Stored records ::
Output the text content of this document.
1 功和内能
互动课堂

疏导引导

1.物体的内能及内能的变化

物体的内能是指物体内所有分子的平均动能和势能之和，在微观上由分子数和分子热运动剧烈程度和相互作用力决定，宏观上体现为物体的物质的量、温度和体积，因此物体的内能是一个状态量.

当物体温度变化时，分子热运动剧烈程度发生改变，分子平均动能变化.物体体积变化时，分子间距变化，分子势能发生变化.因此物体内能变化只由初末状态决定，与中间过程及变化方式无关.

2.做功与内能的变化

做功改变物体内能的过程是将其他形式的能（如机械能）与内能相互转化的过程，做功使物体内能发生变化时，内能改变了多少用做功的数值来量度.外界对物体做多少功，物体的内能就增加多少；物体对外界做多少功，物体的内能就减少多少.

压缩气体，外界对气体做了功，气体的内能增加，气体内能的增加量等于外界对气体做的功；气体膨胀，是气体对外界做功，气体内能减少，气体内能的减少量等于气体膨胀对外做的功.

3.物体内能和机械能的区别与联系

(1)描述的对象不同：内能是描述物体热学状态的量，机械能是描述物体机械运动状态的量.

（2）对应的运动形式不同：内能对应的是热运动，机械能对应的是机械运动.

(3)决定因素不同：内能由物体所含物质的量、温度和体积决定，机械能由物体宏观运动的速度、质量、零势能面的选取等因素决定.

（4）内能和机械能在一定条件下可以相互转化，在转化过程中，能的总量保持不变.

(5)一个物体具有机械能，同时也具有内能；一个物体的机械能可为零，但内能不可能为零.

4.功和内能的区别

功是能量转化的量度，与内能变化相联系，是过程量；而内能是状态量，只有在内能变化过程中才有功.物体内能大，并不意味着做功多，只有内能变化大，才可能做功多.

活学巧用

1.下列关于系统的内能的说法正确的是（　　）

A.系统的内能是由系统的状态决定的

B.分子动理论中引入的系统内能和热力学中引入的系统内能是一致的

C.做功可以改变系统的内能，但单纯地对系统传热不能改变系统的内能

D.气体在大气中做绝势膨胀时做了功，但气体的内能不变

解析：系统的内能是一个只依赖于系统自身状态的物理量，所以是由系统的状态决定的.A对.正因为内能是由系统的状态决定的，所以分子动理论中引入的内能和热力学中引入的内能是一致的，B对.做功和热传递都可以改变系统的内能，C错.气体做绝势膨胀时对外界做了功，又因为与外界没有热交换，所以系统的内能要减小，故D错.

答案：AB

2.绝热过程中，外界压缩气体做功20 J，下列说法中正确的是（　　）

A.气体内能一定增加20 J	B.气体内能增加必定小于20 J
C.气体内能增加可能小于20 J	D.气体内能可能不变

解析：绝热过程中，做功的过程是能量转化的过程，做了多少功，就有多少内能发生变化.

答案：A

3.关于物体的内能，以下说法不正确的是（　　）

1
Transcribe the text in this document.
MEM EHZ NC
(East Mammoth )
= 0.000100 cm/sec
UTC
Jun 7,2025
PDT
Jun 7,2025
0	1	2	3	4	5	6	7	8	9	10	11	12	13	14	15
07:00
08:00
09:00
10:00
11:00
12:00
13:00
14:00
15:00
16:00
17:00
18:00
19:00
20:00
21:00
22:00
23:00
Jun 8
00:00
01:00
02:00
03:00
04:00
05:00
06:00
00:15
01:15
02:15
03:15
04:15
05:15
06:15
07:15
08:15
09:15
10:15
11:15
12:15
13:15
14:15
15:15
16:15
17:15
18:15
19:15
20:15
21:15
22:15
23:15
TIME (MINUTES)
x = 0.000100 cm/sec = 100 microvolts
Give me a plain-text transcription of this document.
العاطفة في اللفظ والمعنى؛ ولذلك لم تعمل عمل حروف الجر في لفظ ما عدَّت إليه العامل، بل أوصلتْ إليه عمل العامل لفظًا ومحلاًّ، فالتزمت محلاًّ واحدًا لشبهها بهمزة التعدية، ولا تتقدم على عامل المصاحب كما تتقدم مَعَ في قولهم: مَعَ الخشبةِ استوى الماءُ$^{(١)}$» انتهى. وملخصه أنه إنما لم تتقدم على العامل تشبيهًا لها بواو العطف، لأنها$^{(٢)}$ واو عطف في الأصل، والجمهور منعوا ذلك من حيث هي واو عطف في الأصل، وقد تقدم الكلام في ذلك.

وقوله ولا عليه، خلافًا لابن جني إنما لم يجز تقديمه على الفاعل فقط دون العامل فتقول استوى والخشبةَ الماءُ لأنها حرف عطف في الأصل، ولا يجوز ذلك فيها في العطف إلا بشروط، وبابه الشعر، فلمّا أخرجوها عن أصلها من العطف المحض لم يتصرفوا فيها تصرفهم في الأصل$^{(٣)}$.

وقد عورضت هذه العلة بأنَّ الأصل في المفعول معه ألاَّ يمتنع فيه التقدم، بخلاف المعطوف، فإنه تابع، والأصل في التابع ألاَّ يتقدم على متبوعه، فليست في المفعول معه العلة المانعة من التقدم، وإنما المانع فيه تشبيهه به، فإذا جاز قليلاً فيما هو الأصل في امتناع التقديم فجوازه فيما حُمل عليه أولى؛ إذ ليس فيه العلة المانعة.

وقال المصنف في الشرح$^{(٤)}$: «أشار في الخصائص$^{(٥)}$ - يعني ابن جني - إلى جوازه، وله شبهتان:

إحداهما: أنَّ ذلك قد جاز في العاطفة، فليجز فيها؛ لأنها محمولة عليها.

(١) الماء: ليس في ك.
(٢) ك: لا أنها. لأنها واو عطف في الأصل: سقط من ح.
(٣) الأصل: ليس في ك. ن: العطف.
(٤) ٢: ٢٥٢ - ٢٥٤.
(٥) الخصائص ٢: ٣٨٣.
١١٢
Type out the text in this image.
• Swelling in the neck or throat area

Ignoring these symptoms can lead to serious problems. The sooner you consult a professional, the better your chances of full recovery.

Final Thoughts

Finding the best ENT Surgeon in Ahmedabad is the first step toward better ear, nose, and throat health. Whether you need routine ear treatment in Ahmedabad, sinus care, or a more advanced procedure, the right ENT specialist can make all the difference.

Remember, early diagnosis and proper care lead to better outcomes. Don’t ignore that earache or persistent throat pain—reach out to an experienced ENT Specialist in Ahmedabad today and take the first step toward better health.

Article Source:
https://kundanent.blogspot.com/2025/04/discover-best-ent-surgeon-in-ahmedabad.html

Your objective :: For the entries shown above, give the number of lines that include the word "العطف", without any other text.

Output of the exercise :: 3